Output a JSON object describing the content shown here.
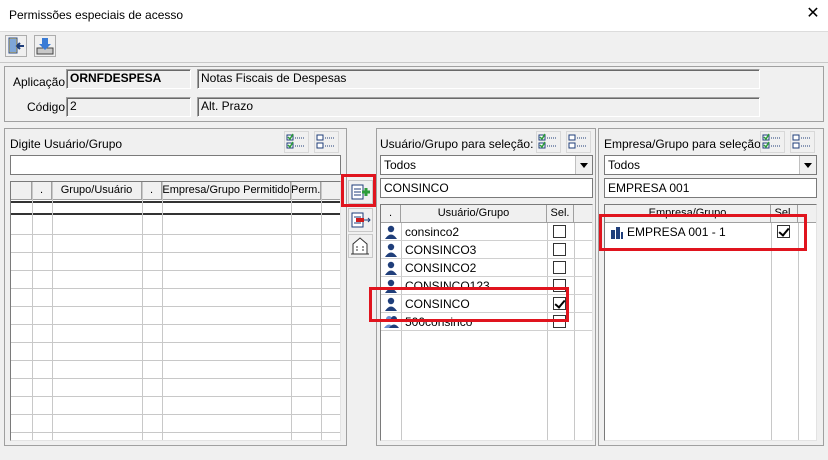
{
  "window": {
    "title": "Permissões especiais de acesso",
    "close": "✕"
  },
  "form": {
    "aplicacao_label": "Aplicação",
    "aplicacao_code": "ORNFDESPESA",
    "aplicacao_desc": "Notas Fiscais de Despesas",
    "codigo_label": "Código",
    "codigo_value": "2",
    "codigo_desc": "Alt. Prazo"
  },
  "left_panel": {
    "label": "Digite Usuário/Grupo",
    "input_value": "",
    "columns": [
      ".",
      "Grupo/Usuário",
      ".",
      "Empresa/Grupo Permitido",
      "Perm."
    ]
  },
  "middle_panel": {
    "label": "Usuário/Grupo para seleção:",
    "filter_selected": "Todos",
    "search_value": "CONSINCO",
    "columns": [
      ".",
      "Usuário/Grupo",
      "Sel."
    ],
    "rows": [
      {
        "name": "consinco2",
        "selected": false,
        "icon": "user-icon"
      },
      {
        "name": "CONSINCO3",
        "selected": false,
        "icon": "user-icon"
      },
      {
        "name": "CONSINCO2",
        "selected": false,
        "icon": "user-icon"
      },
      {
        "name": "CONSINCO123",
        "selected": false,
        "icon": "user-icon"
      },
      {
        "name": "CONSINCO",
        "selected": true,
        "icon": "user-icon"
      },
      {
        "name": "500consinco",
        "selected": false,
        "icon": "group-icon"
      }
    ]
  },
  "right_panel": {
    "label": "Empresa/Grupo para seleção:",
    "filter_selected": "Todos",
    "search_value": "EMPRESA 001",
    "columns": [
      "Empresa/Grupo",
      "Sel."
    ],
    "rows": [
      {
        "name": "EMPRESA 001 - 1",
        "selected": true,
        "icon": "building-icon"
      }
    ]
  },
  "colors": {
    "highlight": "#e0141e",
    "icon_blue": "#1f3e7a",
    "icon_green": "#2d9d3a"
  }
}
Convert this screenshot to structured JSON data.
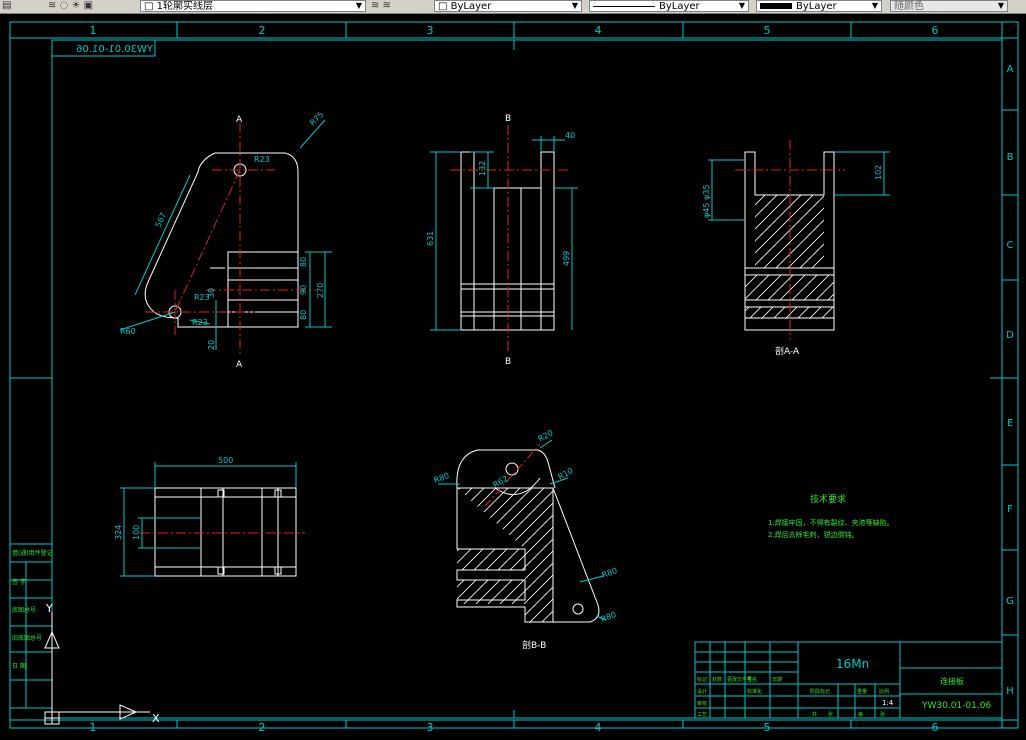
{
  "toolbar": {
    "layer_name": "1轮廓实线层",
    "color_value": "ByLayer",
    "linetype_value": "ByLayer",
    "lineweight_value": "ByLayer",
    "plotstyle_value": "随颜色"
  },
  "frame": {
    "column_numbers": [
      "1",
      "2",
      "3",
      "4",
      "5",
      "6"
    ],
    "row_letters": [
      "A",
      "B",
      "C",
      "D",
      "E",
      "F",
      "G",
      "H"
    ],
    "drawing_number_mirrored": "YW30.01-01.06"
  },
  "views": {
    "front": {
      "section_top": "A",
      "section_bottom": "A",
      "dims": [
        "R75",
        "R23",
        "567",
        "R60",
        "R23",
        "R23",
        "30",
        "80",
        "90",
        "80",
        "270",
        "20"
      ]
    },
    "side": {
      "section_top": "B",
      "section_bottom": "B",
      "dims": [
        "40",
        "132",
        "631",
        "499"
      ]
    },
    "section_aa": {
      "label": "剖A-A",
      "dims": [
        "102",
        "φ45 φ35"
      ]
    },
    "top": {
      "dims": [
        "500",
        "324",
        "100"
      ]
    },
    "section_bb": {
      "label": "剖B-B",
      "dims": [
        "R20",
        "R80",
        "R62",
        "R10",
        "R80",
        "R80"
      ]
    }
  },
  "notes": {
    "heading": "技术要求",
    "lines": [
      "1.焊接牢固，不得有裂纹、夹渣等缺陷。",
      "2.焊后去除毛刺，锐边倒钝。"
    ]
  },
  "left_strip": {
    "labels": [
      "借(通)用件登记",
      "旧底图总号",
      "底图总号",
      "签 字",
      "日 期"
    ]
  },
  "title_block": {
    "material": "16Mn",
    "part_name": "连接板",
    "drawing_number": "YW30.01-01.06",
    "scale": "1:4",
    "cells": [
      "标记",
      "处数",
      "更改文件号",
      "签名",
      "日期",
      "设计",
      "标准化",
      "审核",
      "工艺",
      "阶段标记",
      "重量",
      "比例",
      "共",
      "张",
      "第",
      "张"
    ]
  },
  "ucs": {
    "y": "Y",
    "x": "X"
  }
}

■ **WORK INSTRUCTIONS**: Transcribe the material exactly, keeping every word and none of the pictures.

■ **ANSWER BELOW**:
Output a JSON object describing the content shown here.
{
  "window": {
    "title": "Permissões especiais de acesso",
    "close": "✕"
  },
  "form": {
    "aplicacao_label": "Aplicação",
    "aplicacao_code": "ORNFDESPESA",
    "aplicacao_desc": "Notas Fiscais de Despesas",
    "codigo_label": "Código",
    "codigo_value": "2",
    "codigo_desc": "Alt. Prazo"
  },
  "left_panel": {
    "label": "Digite Usuário/Grupo",
    "input_value": "",
    "columns": [
      ".",
      "Grupo/Usuário",
      ".",
      "Empresa/Grupo Permitido",
      "Perm."
    ]
  },
  "middle_panel": {
    "label": "Usuário/Grupo para seleção:",
    "filter_selected": "Todos",
    "search_value": "CONSINCO",
    "columns": [
      ".",
      "Usuário/Grupo",
      "Sel."
    ],
    "rows": [
      {
        "name": "consinco2",
        "selected": false,
        "icon": "user-icon"
      },
      {
        "name": "CONSINCO3",
        "selected": false,
        "icon": "user-icon"
      },
      {
        "name": "CONSINCO2",
        "selected": false,
        "icon": "user-icon"
      },
      {
        "name": "CONSINCO123",
        "selected": false,
        "icon": "user-icon"
      },
      {
        "name": "CONSINCO",
        "selected": true,
        "icon": "user-icon"
      },
      {
        "name": "500consinco",
        "selected": false,
        "icon": "group-icon"
      }
    ]
  },
  "right_panel": {
    "label": "Empresa/Grupo para seleção:",
    "filter_selected": "Todos",
    "search_value": "EMPRESA 001",
    "columns": [
      "Empresa/Grupo",
      "Sel."
    ],
    "rows": [
      {
        "name": "EMPRESA 001 - 1",
        "selected": true,
        "icon": "building-icon"
      }
    ]
  },
  "colors": {
    "highlight": "#e0141e",
    "icon_blue": "#1f3e7a",
    "icon_green": "#2d9d3a"
  }
}
Convert this screenshot to structured JSON data.
{
  "toolbar": {
    "layer_name": "1轮廓实线层",
    "color_value": "ByLayer",
    "linetype_value": "ByLayer",
    "lineweight_value": "ByLayer",
    "plotstyle_value": "随颜色"
  },
  "frame": {
    "column_numbers": [
      "1",
      "2",
      "3",
      "4",
      "5",
      "6"
    ],
    "row_letters": [
      "A",
      "B",
      "C",
      "D",
      "E",
      "F",
      "G",
      "H"
    ],
    "drawing_number_mirrored": "YW30.01-01.06"
  },
  "views": {
    "front": {
      "section_top": "A",
      "section_bottom": "A",
      "dims": [
        "R75",
        "R23",
        "567",
        "R60",
        "R23",
        "R23",
        "30",
        "80",
        "90",
        "80",
        "270",
        "20"
      ]
    },
    "side": {
      "section_top": "B",
      "section_bottom": "B",
      "dims": [
        "40",
        "132",
        "631",
        "499"
      ]
    },
    "section_aa": {
      "label": "剖A-A",
      "dims": [
        "102",
        "φ45 φ35"
      ]
    },
    "top": {
      "dims": [
        "500",
        "324",
        "100"
      ]
    },
    "section_bb": {
      "label": "剖B-B",
      "dims": [
        "R20",
        "R80",
        "R62",
        "R10",
        "R80",
        "R80"
      ]
    }
  },
  "notes": {
    "heading": "技术要求",
    "lines": [
      "1.焊接牢固，不得有裂纹、夹渣等缺陷。",
      "2.焊后去除毛刺，锐边倒钝。"
    ]
  },
  "left_strip": {
    "labels": [
      "借(通)用件登记",
      "旧底图总号",
      "底图总号",
      "签 字",
      "日 期"
    ]
  },
  "title_block": {
    "material": "16Mn",
    "part_name": "连接板",
    "drawing_number": "YW30.01-01.06",
    "scale": "1:4",
    "cells": [
      "标记",
      "处数",
      "更改文件号",
      "签名",
      "日期",
      "设计",
      "标准化",
      "审核",
      "工艺",
      "阶段标记",
      "重量",
      "比例",
      "共",
      "张",
      "第",
      "张"
    ]
  },
  "ucs": {
    "y": "Y",
    "x": "X"
  }
}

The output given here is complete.